---------- RECORDS TO USE ----------

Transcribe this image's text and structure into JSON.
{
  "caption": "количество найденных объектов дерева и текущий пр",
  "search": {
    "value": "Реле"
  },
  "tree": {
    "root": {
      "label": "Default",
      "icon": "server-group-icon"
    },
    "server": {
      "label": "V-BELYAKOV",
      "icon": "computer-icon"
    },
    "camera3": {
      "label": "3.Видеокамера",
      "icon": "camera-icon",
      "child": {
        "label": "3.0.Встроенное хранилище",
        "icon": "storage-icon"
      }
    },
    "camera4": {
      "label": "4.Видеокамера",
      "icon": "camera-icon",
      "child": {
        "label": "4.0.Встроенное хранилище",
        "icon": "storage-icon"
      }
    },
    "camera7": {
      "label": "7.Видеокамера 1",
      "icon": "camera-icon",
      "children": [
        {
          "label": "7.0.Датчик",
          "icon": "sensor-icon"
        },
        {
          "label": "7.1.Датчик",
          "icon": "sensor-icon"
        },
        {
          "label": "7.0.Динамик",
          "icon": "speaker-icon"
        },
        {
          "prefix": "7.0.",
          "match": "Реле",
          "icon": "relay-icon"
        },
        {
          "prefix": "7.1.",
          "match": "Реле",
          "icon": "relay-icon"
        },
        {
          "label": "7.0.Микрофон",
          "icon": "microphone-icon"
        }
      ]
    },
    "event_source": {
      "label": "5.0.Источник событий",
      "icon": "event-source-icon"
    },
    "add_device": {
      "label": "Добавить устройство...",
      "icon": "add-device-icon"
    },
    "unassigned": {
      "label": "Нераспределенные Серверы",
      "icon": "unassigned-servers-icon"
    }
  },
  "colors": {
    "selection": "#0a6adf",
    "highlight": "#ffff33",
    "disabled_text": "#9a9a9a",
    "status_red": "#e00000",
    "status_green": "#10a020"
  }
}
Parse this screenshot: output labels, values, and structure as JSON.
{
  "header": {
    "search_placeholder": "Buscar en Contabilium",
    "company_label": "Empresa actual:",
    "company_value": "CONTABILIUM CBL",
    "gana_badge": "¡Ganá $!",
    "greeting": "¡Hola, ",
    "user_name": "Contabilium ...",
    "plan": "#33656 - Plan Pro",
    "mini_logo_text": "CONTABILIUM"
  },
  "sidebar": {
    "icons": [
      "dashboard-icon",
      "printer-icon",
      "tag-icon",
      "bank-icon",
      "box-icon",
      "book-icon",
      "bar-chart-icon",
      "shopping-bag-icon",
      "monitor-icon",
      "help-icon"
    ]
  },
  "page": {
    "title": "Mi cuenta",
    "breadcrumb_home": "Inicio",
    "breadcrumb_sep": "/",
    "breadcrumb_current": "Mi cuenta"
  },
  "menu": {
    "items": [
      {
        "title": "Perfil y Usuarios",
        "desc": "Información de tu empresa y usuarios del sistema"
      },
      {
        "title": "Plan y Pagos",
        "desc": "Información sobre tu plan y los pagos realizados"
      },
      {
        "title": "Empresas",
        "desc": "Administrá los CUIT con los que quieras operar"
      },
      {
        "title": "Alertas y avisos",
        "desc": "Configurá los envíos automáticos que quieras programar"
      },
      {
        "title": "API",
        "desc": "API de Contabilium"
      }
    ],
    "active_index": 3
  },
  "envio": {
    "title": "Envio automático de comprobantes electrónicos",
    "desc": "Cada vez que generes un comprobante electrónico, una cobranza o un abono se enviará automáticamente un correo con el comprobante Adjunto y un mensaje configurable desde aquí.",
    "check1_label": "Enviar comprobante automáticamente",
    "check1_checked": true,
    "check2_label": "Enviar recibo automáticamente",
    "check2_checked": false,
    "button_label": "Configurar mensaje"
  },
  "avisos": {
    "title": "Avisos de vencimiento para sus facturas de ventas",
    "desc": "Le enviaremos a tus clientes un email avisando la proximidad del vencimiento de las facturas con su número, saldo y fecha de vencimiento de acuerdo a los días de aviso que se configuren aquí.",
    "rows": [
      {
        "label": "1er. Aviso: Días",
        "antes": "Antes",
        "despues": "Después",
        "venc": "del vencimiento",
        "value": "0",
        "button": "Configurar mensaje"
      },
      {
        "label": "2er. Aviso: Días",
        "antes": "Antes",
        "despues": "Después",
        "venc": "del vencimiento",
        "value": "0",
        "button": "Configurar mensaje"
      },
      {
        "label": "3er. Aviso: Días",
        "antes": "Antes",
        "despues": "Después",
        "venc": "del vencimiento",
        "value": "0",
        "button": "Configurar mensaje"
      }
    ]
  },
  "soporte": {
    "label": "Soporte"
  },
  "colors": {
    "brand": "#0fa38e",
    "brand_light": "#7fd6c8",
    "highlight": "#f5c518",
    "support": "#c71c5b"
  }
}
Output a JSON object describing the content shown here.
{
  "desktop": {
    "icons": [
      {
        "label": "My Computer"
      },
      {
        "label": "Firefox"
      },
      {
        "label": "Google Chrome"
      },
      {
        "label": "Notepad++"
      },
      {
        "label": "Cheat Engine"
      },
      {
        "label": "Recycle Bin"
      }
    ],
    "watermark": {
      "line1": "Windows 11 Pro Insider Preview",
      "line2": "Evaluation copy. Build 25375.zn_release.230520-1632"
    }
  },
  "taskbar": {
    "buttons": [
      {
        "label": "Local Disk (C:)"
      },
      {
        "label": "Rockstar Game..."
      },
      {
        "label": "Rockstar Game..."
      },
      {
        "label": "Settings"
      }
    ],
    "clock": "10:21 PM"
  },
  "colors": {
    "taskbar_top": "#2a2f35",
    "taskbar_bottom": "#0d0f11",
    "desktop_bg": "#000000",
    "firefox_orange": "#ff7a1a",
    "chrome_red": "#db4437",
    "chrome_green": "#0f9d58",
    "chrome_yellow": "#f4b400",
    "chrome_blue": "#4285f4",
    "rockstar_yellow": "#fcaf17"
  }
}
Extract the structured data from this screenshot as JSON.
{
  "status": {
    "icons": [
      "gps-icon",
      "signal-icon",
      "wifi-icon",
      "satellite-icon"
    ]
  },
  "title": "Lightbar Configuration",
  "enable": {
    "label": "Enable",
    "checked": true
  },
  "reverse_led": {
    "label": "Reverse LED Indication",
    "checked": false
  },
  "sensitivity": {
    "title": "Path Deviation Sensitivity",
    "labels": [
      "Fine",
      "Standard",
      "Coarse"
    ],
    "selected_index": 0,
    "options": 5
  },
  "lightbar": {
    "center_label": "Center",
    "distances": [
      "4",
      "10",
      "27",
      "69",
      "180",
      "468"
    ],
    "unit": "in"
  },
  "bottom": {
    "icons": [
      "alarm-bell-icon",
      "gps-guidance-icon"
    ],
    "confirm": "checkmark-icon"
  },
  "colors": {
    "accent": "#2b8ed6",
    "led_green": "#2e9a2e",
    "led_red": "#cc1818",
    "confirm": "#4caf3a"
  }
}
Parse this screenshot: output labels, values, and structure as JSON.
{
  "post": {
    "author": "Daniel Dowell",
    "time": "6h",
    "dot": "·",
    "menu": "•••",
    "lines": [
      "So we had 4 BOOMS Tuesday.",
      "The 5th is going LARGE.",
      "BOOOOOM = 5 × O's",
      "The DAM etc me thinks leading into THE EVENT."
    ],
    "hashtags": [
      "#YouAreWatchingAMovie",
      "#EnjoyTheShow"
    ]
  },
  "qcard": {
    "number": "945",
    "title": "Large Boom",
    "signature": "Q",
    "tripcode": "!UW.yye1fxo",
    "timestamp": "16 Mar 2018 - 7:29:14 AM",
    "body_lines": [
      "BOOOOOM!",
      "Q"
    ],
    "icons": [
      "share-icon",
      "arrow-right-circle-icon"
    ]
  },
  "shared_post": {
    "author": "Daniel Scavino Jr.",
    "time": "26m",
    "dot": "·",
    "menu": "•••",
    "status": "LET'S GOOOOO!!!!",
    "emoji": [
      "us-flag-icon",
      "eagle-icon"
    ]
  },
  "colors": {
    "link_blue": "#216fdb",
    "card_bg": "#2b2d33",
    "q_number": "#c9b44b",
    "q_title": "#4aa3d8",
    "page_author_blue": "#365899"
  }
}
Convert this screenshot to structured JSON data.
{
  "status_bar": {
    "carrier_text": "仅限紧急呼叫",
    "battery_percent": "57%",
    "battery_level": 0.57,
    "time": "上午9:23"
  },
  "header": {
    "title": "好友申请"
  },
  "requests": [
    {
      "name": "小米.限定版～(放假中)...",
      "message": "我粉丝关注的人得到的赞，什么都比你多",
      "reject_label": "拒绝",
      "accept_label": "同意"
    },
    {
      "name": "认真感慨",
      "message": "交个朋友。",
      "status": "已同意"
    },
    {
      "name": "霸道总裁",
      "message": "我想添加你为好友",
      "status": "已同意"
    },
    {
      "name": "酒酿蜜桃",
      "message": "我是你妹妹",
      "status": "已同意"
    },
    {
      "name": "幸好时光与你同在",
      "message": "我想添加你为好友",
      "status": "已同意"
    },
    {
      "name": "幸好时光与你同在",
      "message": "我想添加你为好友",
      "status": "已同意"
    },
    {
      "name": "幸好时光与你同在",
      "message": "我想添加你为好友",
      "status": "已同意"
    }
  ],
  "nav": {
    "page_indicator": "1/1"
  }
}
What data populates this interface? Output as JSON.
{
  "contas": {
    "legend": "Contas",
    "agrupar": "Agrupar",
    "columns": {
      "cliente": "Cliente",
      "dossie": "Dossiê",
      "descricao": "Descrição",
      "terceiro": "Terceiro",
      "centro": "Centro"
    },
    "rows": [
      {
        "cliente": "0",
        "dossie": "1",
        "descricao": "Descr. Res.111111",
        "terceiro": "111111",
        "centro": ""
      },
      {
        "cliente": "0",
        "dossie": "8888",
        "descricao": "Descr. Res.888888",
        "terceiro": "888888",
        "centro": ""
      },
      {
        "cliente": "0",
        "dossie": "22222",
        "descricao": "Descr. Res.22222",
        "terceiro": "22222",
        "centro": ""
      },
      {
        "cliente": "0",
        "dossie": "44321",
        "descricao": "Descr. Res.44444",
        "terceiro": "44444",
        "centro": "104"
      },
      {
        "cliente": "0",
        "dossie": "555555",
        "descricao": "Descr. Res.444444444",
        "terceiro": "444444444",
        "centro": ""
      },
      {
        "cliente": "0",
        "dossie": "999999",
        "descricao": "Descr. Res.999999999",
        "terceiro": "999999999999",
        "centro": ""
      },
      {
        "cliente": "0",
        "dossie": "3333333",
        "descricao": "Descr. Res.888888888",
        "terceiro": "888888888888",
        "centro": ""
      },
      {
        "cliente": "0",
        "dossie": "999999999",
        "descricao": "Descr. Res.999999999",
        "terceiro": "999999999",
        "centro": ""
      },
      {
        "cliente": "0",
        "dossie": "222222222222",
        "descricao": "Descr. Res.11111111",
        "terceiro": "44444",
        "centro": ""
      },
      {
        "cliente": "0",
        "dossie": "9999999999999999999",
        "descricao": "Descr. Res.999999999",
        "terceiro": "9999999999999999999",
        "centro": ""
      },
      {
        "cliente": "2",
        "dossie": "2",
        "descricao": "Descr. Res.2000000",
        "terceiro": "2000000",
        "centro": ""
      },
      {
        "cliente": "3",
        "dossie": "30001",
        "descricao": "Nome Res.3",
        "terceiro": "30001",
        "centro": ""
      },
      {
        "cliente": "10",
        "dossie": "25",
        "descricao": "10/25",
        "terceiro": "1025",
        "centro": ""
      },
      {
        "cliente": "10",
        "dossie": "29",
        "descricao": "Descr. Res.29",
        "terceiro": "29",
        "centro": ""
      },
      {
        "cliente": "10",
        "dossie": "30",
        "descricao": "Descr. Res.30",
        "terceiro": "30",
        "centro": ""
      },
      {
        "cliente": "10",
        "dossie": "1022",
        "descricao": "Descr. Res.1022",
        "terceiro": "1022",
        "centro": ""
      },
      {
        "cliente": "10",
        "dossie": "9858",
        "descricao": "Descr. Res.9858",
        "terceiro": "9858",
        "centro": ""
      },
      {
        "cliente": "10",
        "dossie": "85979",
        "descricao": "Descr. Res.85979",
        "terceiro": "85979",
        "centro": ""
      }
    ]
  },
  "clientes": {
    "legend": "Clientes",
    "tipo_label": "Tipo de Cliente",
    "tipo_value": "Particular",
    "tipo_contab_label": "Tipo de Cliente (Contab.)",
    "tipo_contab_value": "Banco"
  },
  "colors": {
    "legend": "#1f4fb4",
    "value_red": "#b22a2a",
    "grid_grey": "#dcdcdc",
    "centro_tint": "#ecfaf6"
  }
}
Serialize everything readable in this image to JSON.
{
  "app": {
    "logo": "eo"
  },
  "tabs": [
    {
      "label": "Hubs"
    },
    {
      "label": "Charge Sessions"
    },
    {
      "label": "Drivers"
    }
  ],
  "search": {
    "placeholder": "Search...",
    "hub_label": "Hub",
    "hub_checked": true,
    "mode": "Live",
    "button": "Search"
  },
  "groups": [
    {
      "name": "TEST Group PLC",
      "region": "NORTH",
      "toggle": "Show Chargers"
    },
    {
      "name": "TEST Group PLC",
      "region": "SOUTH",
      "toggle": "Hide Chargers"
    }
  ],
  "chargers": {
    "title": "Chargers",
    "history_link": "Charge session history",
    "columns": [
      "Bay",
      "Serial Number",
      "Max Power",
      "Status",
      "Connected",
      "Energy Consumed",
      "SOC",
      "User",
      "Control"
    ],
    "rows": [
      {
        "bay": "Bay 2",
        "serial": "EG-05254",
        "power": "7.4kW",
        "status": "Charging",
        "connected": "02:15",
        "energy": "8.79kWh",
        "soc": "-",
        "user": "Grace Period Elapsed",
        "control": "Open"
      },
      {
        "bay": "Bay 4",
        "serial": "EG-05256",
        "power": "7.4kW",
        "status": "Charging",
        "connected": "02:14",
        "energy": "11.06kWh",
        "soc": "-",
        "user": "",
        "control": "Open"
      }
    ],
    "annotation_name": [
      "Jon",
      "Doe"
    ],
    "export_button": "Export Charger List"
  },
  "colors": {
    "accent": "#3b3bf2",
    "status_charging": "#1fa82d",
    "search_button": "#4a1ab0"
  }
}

----------

REQUIRED TASK ▸ Give only the number of lines in the data that hold the string "unassigned".

FULL OUTPUT ▸ 2